= Text passage =
Recently he has taken a leadership role in getting both the Ann Arbor Dems and the Washtenaw County Dems to pass resolutions regarding Community Coordination & Law Enforcement Standards and has earned the endorsement of the WCDP for the Chair of the Michigan Democratic Party Black Caucus as well as my own personal endorsement.

I spoke to Mike this past weekend about his campaign for the Black Caucus Chair and his vision for the Black Caucus in the years ahead. You can read more about his campaign at The Michigan Black Agenda Facebook page and his website, The Michigan Black Agenda.


Let’s start out with a little background. Where are you from, what positions have you held over the years, that sort of thing.

I was born in Flint and grew up in New Orleans and Detroit. I went to New Orleans public schools and Detroit public schools and graduated from Renaissance High. I went to U of M for my undergrad and my first job out of my undergrad was as a copywriter for the Ross School of Business.

What was your degree in?

I studied Communications and Film. I thought I was gonna be the next Spike Lee! But I didn’t want to move to New York or California so you usually end up doing art films or advertising, some kind of other peripheral thing. I ended up being a pretty good writer. I received a Hopwood Playwright’s Award at U of M which U of M people think is a pretty big deal. I wrote a whole bunch of plays, as well as screenplays, and I produced & directed a lot of theater.

I ended up going down the marketing route. At the Ross School of Business, I was a copywriter at first and then later became a promotion coordinator. Back then we just flooded the marketplace with direct mail brochures for continuing education stuff.

After that I worked at the Polo Fields as a Corporate & Membership Sales Associate then took a job with some buddies in Chicago – the McKenzie & Roby Company – as their national Sales & Marketing Director. I’d set up trade show exhibits in different cities, hire spokesmodels, things like that.

I came back to Michigan after that and worked at Focus: HOPE in Detroit and was a Contract Compliance Specialist, basically helping Focus: HOPE to secure and follow government grant guidelines for their government contracts, mostly for workforce development stuff, training people who had been on public assistance to reenter the job market, that kind of thing. I then worked for the U of M College of Engineering at the Center for Professional Development which is like the continuing education for the College of Engineering. I did instructional media design there. At that time, in the late 90s, we were putting lots of training online. We were doing VHS tapes and CDs and shipping them all over the globe. So, the College of Engineering pretty much did the training programs for people that wanted to get Masters degrees in Manufacturing Engineering or Mechanical Engineering as well as other continuing ed, one-week or two-week courses. But you could actually get a degree online from U of M in Engineering in those two areas. GM, Ford, Chrysler, ITT, Steelecase, they all had people, mostly in Europe and South America and throughout the US and now in Asia, too, getting their degrees online. I did that and produced a whole bunch of educational video. Basically it was very boring!

I also did fundraising for the African American Alumni Council and now I’m working for a company called Cavanaugh Advisors. Our portfolio is mostly government relations, marketing PR, and raising capital.

So, how did you get into politics?

= Extracted material =
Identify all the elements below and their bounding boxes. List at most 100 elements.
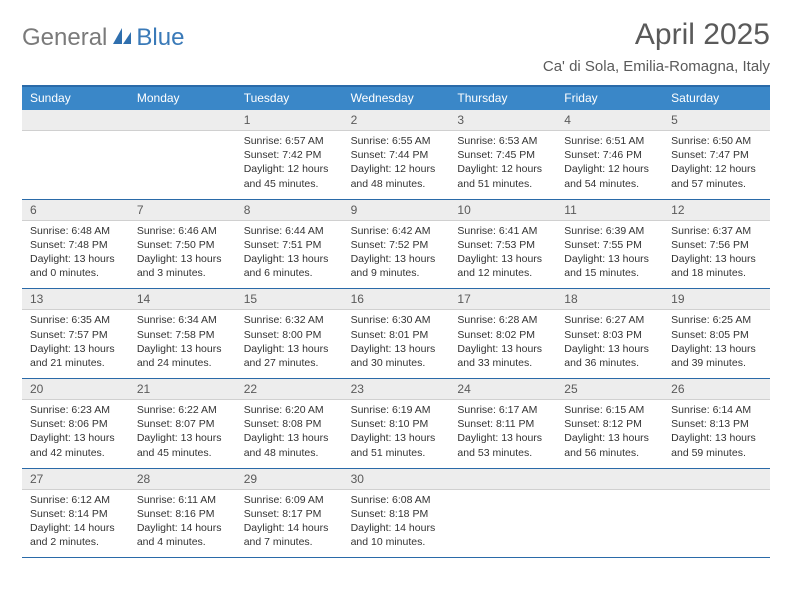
daynum-cell: 20 xyxy=(22,379,129,399)
week-body-row: Sunrise: 6:35 AMSunset: 7:57 PMDaylight:… xyxy=(22,310,770,379)
month-title: April 2025 xyxy=(543,18,770,52)
day-cell xyxy=(663,490,770,558)
day-day2: and 53 minutes. xyxy=(457,446,550,460)
daynum-cell: 8 xyxy=(236,200,343,220)
day-day1: Daylight: 12 hours xyxy=(457,162,550,176)
daynum-cell xyxy=(556,469,663,489)
day-day2: and 24 minutes. xyxy=(137,356,230,370)
day-cell: Sunrise: 6:30 AMSunset: 8:01 PMDaylight:… xyxy=(343,310,450,378)
daynum-cell: 3 xyxy=(449,110,556,130)
day-sunset: Sunset: 8:10 PM xyxy=(351,417,444,431)
daynum-cell: 16 xyxy=(343,289,450,309)
day-cell: Sunrise: 6:34 AMSunset: 7:58 PMDaylight:… xyxy=(129,310,236,378)
daynum-cell: 11 xyxy=(556,200,663,220)
logo: General Blue xyxy=(22,24,184,52)
day-cell xyxy=(449,490,556,558)
day-day1: Daylight: 13 hours xyxy=(30,252,123,266)
day-sunset: Sunset: 8:18 PM xyxy=(351,507,444,521)
day-day2: and 57 minutes. xyxy=(671,177,764,191)
day-cell: Sunrise: 6:20 AMSunset: 8:08 PMDaylight:… xyxy=(236,400,343,468)
day-day1: Daylight: 13 hours xyxy=(244,431,337,445)
day-cell: Sunrise: 6:25 AMSunset: 8:05 PMDaylight:… xyxy=(663,310,770,378)
day-header-tuesday: Tuesday xyxy=(236,87,343,110)
day-sunrise: Sunrise: 6:48 AM xyxy=(30,224,123,238)
day-day1: Daylight: 14 hours xyxy=(30,521,123,535)
day-day1: Daylight: 13 hours xyxy=(137,342,230,356)
day-sunset: Sunset: 8:17 PM xyxy=(244,507,337,521)
day-sunrise: Sunrise: 6:34 AM xyxy=(137,313,230,327)
day-day2: and 48 minutes. xyxy=(351,177,444,191)
day-sunrise: Sunrise: 6:20 AM xyxy=(244,403,337,417)
day-sunrise: Sunrise: 6:32 AM xyxy=(244,313,337,327)
day-sunset: Sunset: 7:50 PM xyxy=(137,238,230,252)
day-sunrise: Sunrise: 6:22 AM xyxy=(137,403,230,417)
day-cell: Sunrise: 6:22 AMSunset: 8:07 PMDaylight:… xyxy=(129,400,236,468)
daynum-cell xyxy=(663,469,770,489)
location-label: Ca' di Sola, Emilia-Romagna, Italy xyxy=(543,58,770,75)
daynum-cell: 18 xyxy=(556,289,663,309)
day-cell: Sunrise: 6:42 AMSunset: 7:52 PMDaylight:… xyxy=(343,221,450,289)
day-sunrise: Sunrise: 6:19 AM xyxy=(351,403,444,417)
calendar: Sunday Monday Tuesday Wednesday Thursday… xyxy=(22,85,770,558)
day-cell: Sunrise: 6:44 AMSunset: 7:51 PMDaylight:… xyxy=(236,221,343,289)
day-day1: Daylight: 13 hours xyxy=(30,431,123,445)
day-day2: and 15 minutes. xyxy=(564,266,657,280)
daynum-cell: 17 xyxy=(449,289,556,309)
day-day2: and 59 minutes. xyxy=(671,446,764,460)
day-sunrise: Sunrise: 6:30 AM xyxy=(351,313,444,327)
daynum-cell xyxy=(449,469,556,489)
day-day2: and 10 minutes. xyxy=(351,535,444,549)
day-day2: and 42 minutes. xyxy=(30,446,123,460)
day-day1: Daylight: 13 hours xyxy=(244,252,337,266)
day-cell: Sunrise: 6:53 AMSunset: 7:45 PMDaylight:… xyxy=(449,131,556,199)
day-sunset: Sunset: 8:05 PM xyxy=(671,328,764,342)
daynum-cell: 26 xyxy=(663,379,770,399)
day-day1: Daylight: 12 hours xyxy=(244,162,337,176)
day-header-monday: Monday xyxy=(129,87,236,110)
day-day1: Daylight: 13 hours xyxy=(351,431,444,445)
day-sunrise: Sunrise: 6:15 AM xyxy=(564,403,657,417)
day-day1: Daylight: 13 hours xyxy=(564,342,657,356)
day-sunset: Sunset: 8:02 PM xyxy=(457,328,550,342)
day-day1: Daylight: 13 hours xyxy=(244,342,337,356)
day-sunset: Sunset: 7:46 PM xyxy=(564,148,657,162)
day-day1: Daylight: 14 hours xyxy=(244,521,337,535)
day-cell: Sunrise: 6:39 AMSunset: 7:55 PMDaylight:… xyxy=(556,221,663,289)
day-sunrise: Sunrise: 6:37 AM xyxy=(671,224,764,238)
day-cell: Sunrise: 6:57 AMSunset: 7:42 PMDaylight:… xyxy=(236,131,343,199)
day-day1: Daylight: 13 hours xyxy=(137,252,230,266)
daynum-cell: 27 xyxy=(22,469,129,489)
day-cell: Sunrise: 6:17 AMSunset: 8:11 PMDaylight:… xyxy=(449,400,556,468)
day-sunset: Sunset: 7:51 PM xyxy=(244,238,337,252)
daynum-cell: 24 xyxy=(449,379,556,399)
week-body-row: Sunrise: 6:12 AMSunset: 8:14 PMDaylight:… xyxy=(22,490,770,559)
day-cell: Sunrise: 6:55 AMSunset: 7:44 PMDaylight:… xyxy=(343,131,450,199)
day-day1: Daylight: 13 hours xyxy=(671,431,764,445)
day-day2: and 6 minutes. xyxy=(244,266,337,280)
day-sunrise: Sunrise: 6:17 AM xyxy=(457,403,550,417)
daynum-cell: 22 xyxy=(236,379,343,399)
page-header: General Blue April 2025 Ca' di Sola, Emi… xyxy=(22,18,770,75)
day-day2: and 51 minutes. xyxy=(457,177,550,191)
day-day2: and 45 minutes. xyxy=(244,177,337,191)
day-sunrise: Sunrise: 6:44 AM xyxy=(244,224,337,238)
logo-sail-icon xyxy=(111,26,133,51)
day-sunset: Sunset: 7:45 PM xyxy=(457,148,550,162)
daynum-cell: 30 xyxy=(343,469,450,489)
day-day2: and 51 minutes. xyxy=(351,446,444,460)
day-day2: and 9 minutes. xyxy=(351,266,444,280)
day-header-row: Sunday Monday Tuesday Wednesday Thursday… xyxy=(22,87,770,110)
day-day1: Daylight: 13 hours xyxy=(457,252,550,266)
daynum-cell: 1 xyxy=(236,110,343,130)
day-sunrise: Sunrise: 6:57 AM xyxy=(244,134,337,148)
day-day1: Daylight: 13 hours xyxy=(137,431,230,445)
day-sunset: Sunset: 8:14 PM xyxy=(30,507,123,521)
day-sunrise: Sunrise: 6:55 AM xyxy=(351,134,444,148)
day-sunset: Sunset: 7:55 PM xyxy=(564,238,657,252)
day-cell: Sunrise: 6:46 AMSunset: 7:50 PMDaylight:… xyxy=(129,221,236,289)
day-sunset: Sunset: 7:44 PM xyxy=(351,148,444,162)
day-cell: Sunrise: 6:51 AMSunset: 7:46 PMDaylight:… xyxy=(556,131,663,199)
daynum-row: 13141516171819 xyxy=(22,289,770,310)
day-sunrise: Sunrise: 6:51 AM xyxy=(564,134,657,148)
day-cell: Sunrise: 6:28 AMSunset: 8:02 PMDaylight:… xyxy=(449,310,556,378)
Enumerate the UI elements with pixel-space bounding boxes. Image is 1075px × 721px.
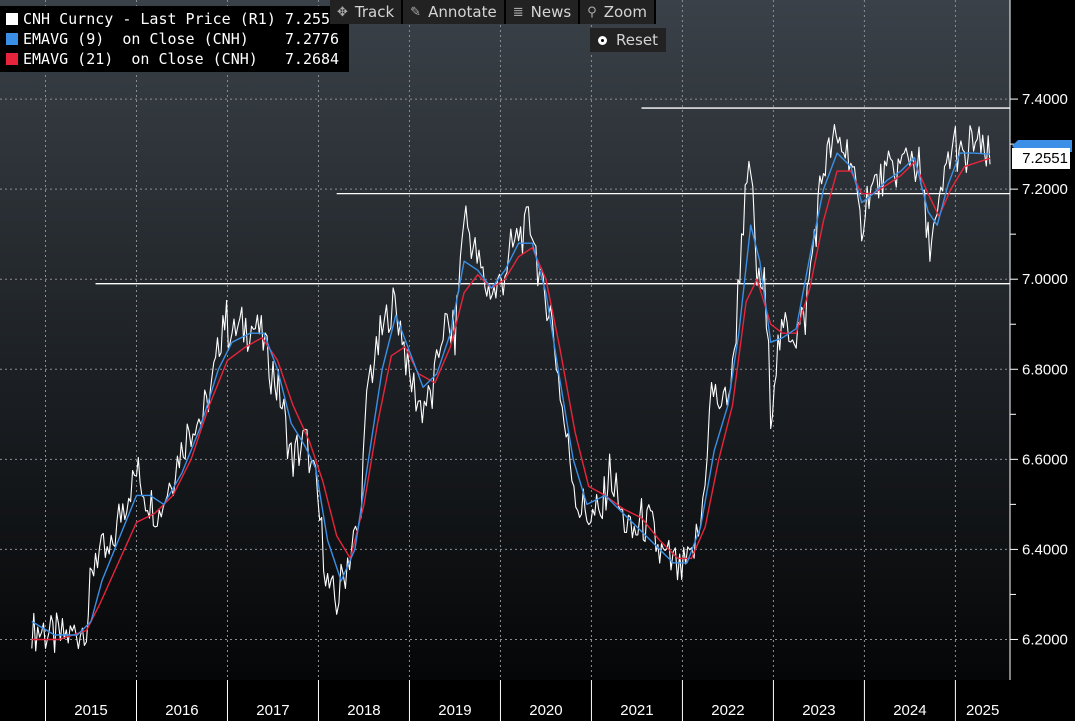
legend-label-ema21: EMAVG (21) on Close (CNH) [23,50,258,68]
x-axis: 2015 2016 2017 2018 2019 2020 2021 2022 2023 2024… [44,680,999,721]
news-icon: ≣ [512,4,524,20]
reset-label: Reset [616,31,658,49]
x-tick-label: 2020 [529,702,562,719]
zoom-button[interactable]: ⚲ Zoom [580,0,656,24]
x-tick-label: 2015 [74,702,107,719]
plot-background [0,0,1010,680]
y-tick-label: 6.4000 [1022,541,1068,558]
y-axis-background [1010,0,1075,680]
legend-row-ema9: EMAVG (9) on Close (CNH) 7.2776 [2,29,339,49]
zoom-label: Zoom [603,3,647,21]
x-tick-label: 2019 [438,702,471,719]
legend-row-price: CNH Curncy - Last Price (R1) 7.2551 [2,9,339,29]
annotate-button[interactable]: ✎ Annotate [403,0,506,24]
y-tick-label: 6.6000 [1022,451,1068,468]
y-tick-label: 6.2000 [1022,631,1068,648]
legend-swatch-ema21 [6,53,18,65]
legend-row-ema21: EMAVG (21) on Close (CNH) 7.2684 [2,49,339,69]
y-tick-label: 6.8000 [1022,361,1068,378]
grid [0,0,1010,680]
legend-value-ema9: 7.2776 [284,30,340,48]
x-tick-label: 2024 [893,702,926,719]
legend-value-price: 7.2551 [284,10,340,28]
series-layer [31,124,991,653]
legend-value-ema21: 7.2684 [284,50,340,68]
pencil-icon: ✎ [410,4,422,20]
chart-toolbar: ✥ Track ✎ Annotate ≣ News ⚲ Zoom [330,0,656,24]
x-axis-background [0,680,1075,721]
x-tick-label: 2022 [711,702,744,719]
legend-swatch-ema9 [6,33,18,45]
news-button[interactable]: ≣ News [506,0,581,24]
annotate-label: Annotate [428,3,497,21]
x-tick-label: 2023 [802,702,835,719]
legend: CNH Curncy - Last Price (R1) 7.2551 EMAV… [0,6,350,72]
x-tick-label: 2018 [347,702,380,719]
legend-label-ema9: EMAVG (9) on Close (CNH) [23,30,249,48]
last-price-label: 7.2551 [1012,148,1070,169]
track-button[interactable]: ✥ Track [330,0,404,24]
reset-icon [598,35,608,45]
y-tick-label: 7.0000 [1022,271,1068,288]
magnifier-icon: ⚲ [587,4,597,20]
legend-label-price: CNH Curncy - Last Price (R1) [23,10,276,28]
x-tick-label: 2017 [256,702,289,719]
y-tick-label: 7.2000 [1022,181,1068,198]
x-tick-label: 2025 [966,702,999,719]
crosshair-icon: ✥ [337,4,348,20]
y-axis: 7.4000 7.2000 7.0000 6.8000 6.6000 6.4000 6.20… [1009,0,1068,680]
y-tick-label: 7.4000 [1022,91,1068,108]
legend-swatch-price [6,13,18,25]
x-tick-label: 2021 [620,702,653,719]
price-series-line[interactable] [31,124,991,653]
reset-button[interactable]: Reset [590,28,666,52]
track-label: Track [354,3,395,21]
resistance-lines [95,107,1010,285]
x-tick-label: 2016 [165,702,198,719]
ema9-series-line[interactable] [31,152,991,636]
news-label: News [530,3,572,21]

= Problem 1 =
From the interview, copy the passage starting at "Let’s start out" and ending at "lot of theater.".
= Problem 2 =
Rewrite the interview paragraph that begins "I came back to Michigan after that" as a short bulleted list that keeps its main facts.
= Problem 3 =
Answer these questions using the interview:
(a) In what city was Mike born?
(b) What award did he receive at U of M?
(c) What company is he working for now?

= Task output 1 =
Let’s start out with a little background. Where are you from, what positions have you held over the years, that sort of thing.

I was born in Flint and grew up in New Orleans and Detroit. I went to New Orleans public schools and Detroit public schools and graduated from Renaissance High. I went to U of M for my undergrad and my first job out of my undergrad was as a copywriter for the Ross School of Business.

What was your degree in?

I studied Communications and Film. I thought I was gonna be the next Spike Lee! But I didn’t want to move to New York or California so you usually end up doing art films or advertising, some kind of other peripheral thing. I ended up being a pretty good writer. I received a Hopwood Playwright’s Award at U of M which U of M people think is a pretty big deal. I wrote a whole bunch of plays, as well as screenplays, and I produced & directed a lot of theater.

= Task output 2 =
- Returned to Michigan and worked at Focus: HOPE in Detroit as a Contract Compliance Specialist.
- Helped Focus: HOPE secure and follow government grant guidelines for its government contracts. These were mostly for workforce development, such as training people who had been on public assistance to reenter the job market.
- Then did instructional media design at the U of M College of Engineering's Center for Professional Development, the college's continuing education arm.
- In the late 90s the center put much of its training online and shipped VHS tapes and CDs around the globe.
- The college offered online master's degrees in Manufacturing Engineering and Mechanical Engineering, plus one- or two-week continuing education courses.
- Employees of GM, Ford, Chrysler, ITT and Steelecase earned degrees online from Europe, South America, the US and Asia.
- Produced a large amount of educational video and found the work very boring.

= Task output 3 =
(a) Flint
(b) A Hopwood Playwright's Award
(c) Cavanaugh Advisors